> **SHORT PROBLEM**: Pictures aside, write out every record exactly as it appears.

> **RECORDS FOR THE TASK**:
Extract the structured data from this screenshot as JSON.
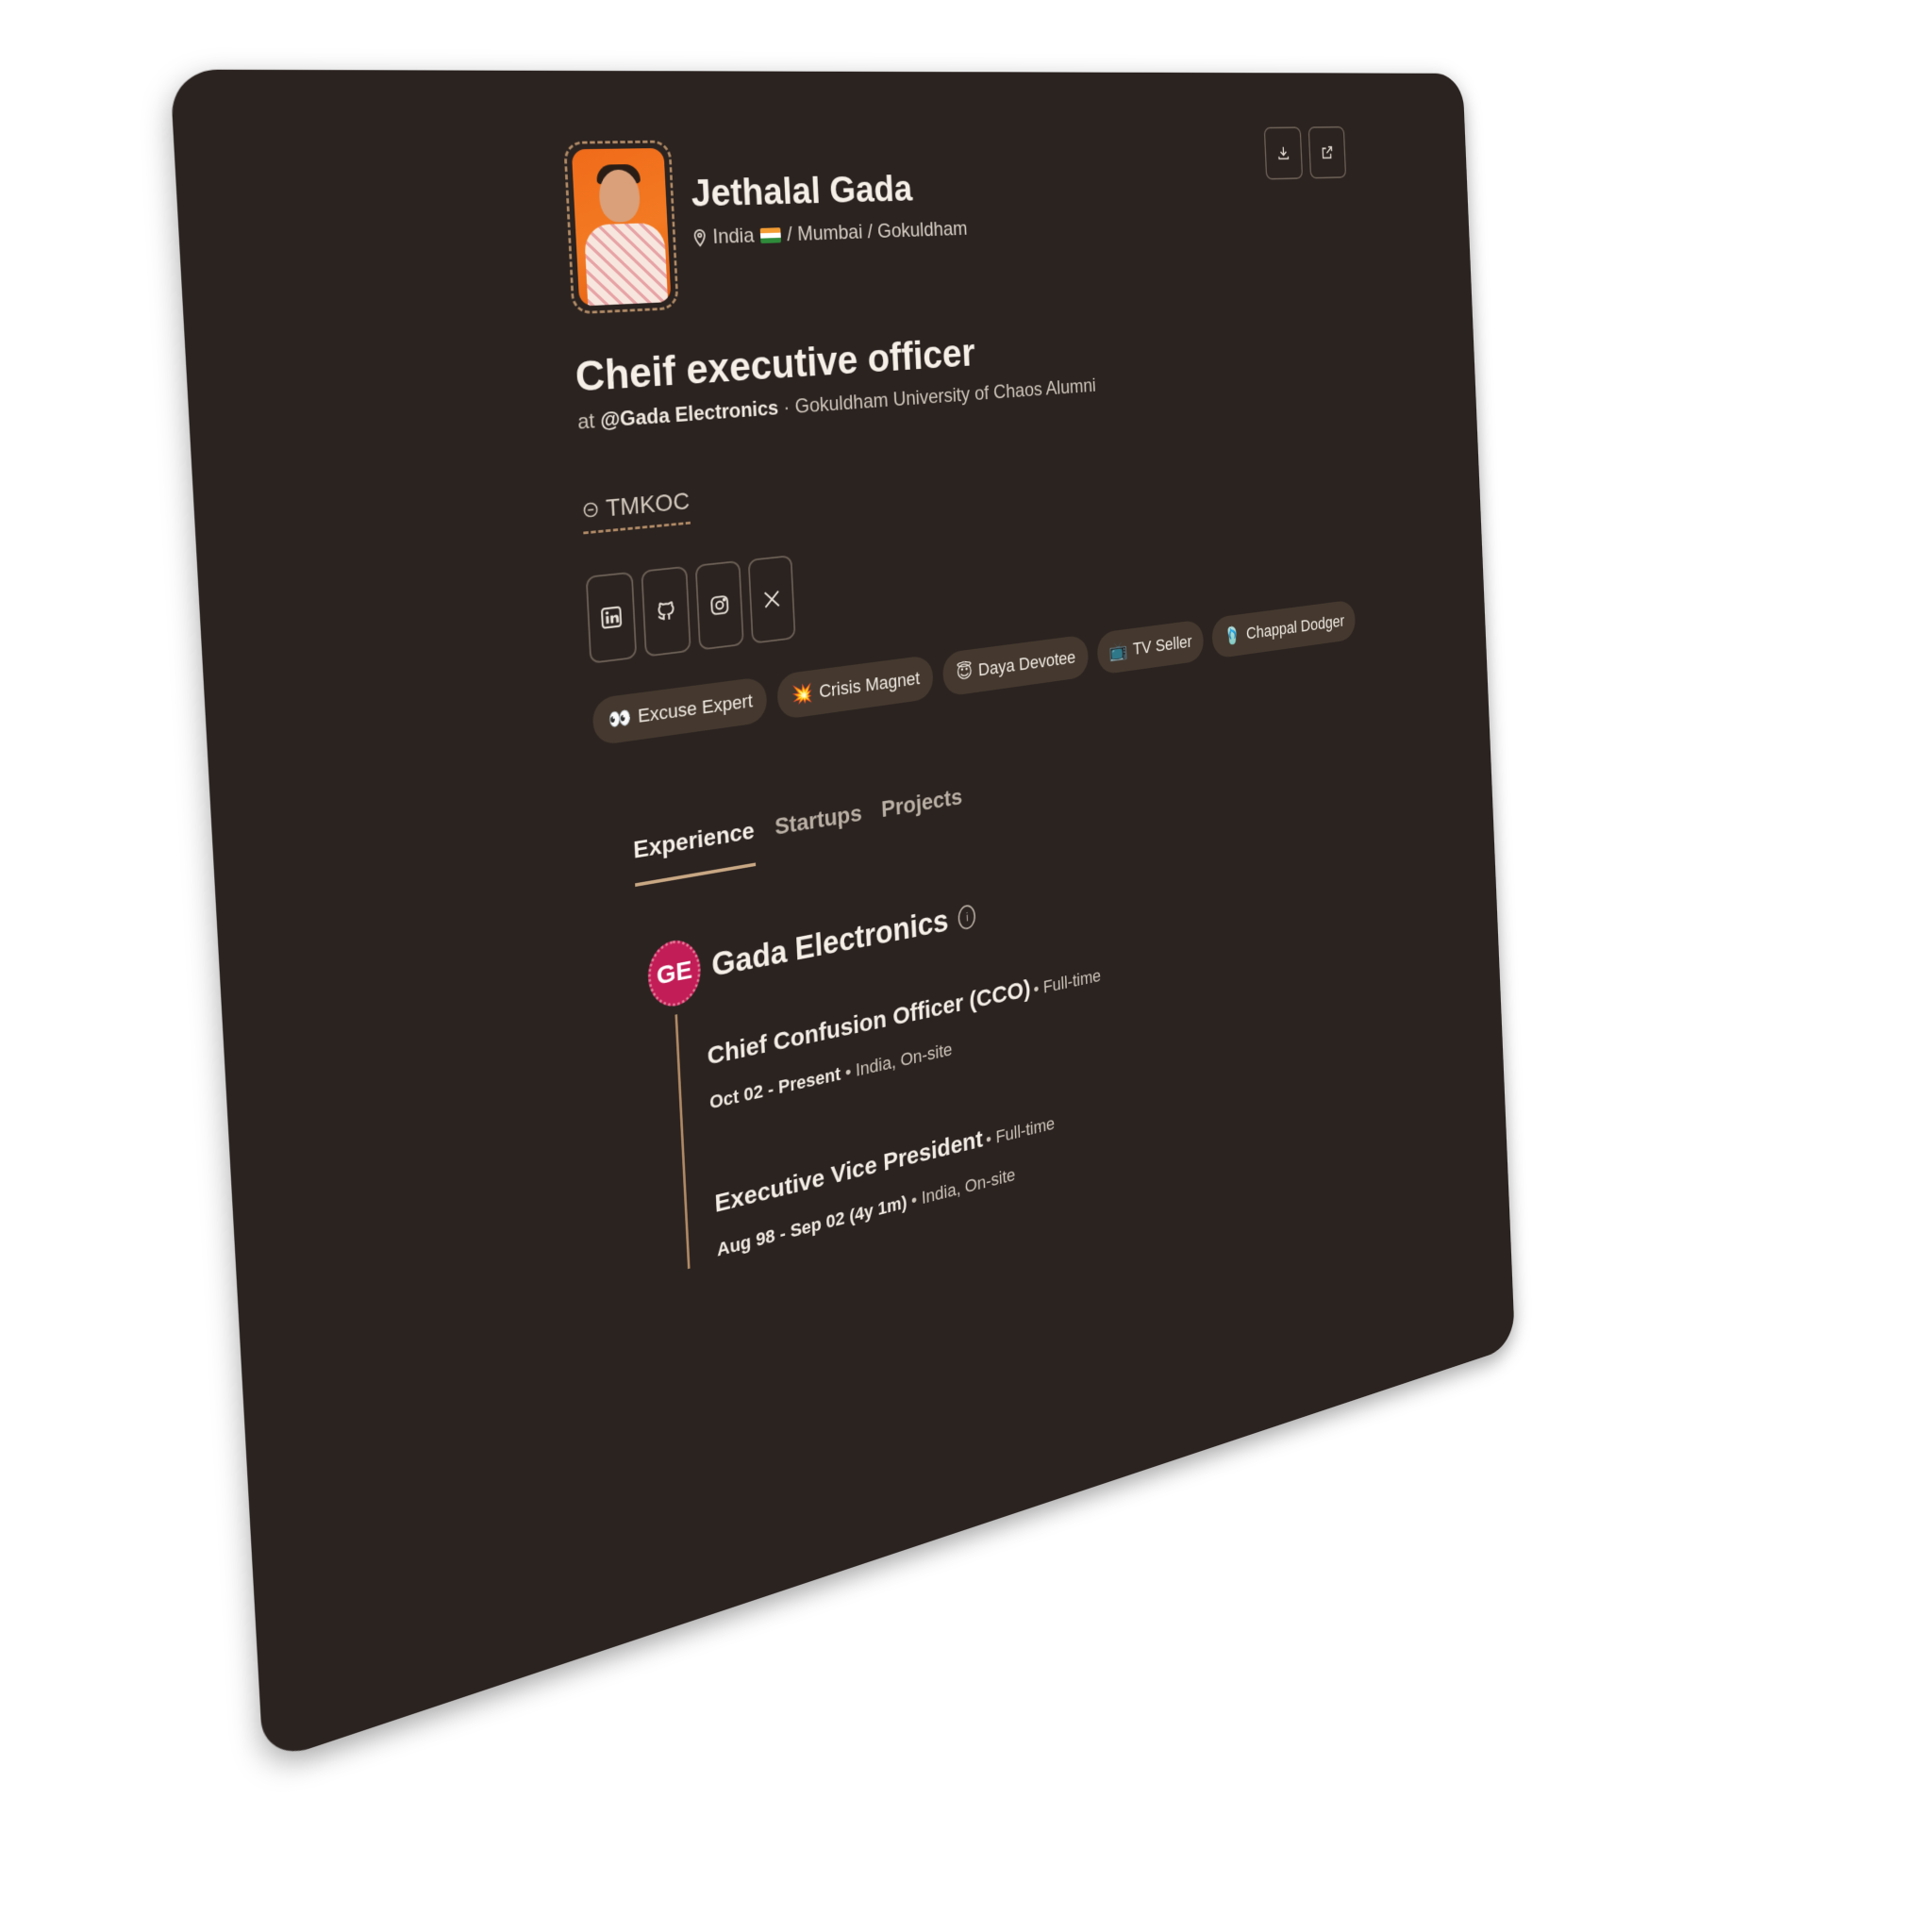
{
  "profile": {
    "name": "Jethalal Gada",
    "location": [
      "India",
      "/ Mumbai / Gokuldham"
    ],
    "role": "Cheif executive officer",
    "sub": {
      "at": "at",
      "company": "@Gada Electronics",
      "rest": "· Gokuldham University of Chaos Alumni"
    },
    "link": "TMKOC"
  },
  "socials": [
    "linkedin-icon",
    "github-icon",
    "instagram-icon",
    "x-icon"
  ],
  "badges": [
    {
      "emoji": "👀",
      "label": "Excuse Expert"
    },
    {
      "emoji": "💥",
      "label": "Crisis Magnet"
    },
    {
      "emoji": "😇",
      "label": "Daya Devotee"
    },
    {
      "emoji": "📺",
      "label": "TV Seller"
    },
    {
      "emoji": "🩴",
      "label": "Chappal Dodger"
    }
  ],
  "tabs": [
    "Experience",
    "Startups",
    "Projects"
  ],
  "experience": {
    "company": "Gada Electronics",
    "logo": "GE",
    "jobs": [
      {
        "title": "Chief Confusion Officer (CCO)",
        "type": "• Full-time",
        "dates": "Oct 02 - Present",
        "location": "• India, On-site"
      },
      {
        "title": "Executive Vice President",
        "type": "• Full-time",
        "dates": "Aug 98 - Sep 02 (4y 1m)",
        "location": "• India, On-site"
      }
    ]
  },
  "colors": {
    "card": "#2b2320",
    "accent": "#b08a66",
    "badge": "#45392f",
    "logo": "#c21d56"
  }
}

> **FINAL RESULT**:
Extract the structured data from this screenshot as JSON.
{
  "profile": {
    "name": "Jethalal Gada",
    "location": [
      "India",
      "/ Mumbai / Gokuldham"
    ],
    "role": "Cheif executive officer",
    "sub": {
      "at": "at",
      "company": "@Gada Electronics",
      "rest": "· Gokuldham University of Chaos Alumni"
    },
    "link": "TMKOC"
  },
  "socials": [
    "linkedin-icon",
    "github-icon",
    "instagram-icon",
    "x-icon"
  ],
  "badges": [
    {
      "emoji": "👀",
      "label": "Excuse Expert"
    },
    {
      "emoji": "💥",
      "label": "Crisis Magnet"
    },
    {
      "emoji": "😇",
      "label": "Daya Devotee"
    },
    {
      "emoji": "📺",
      "label": "TV Seller"
    },
    {
      "emoji": "🩴",
      "label": "Chappal Dodger"
    }
  ],
  "tabs": [
    "Experience",
    "Startups",
    "Projects"
  ],
  "experience": {
    "company": "Gada Electronics",
    "logo": "GE",
    "jobs": [
      {
        "title": "Chief Confusion Officer (CCO)",
        "type": "• Full-time",
        "dates": "Oct 02 - Present",
        "location": "• India, On-site"
      },
      {
        "title": "Executive Vice President",
        "type": "• Full-time",
        "dates": "Aug 98 - Sep 02 (4y 1m)",
        "location": "• India, On-site"
      }
    ]
  },
  "colors": {
    "card": "#2b2320",
    "accent": "#b08a66",
    "badge": "#45392f",
    "logo": "#c21d56"
  }
}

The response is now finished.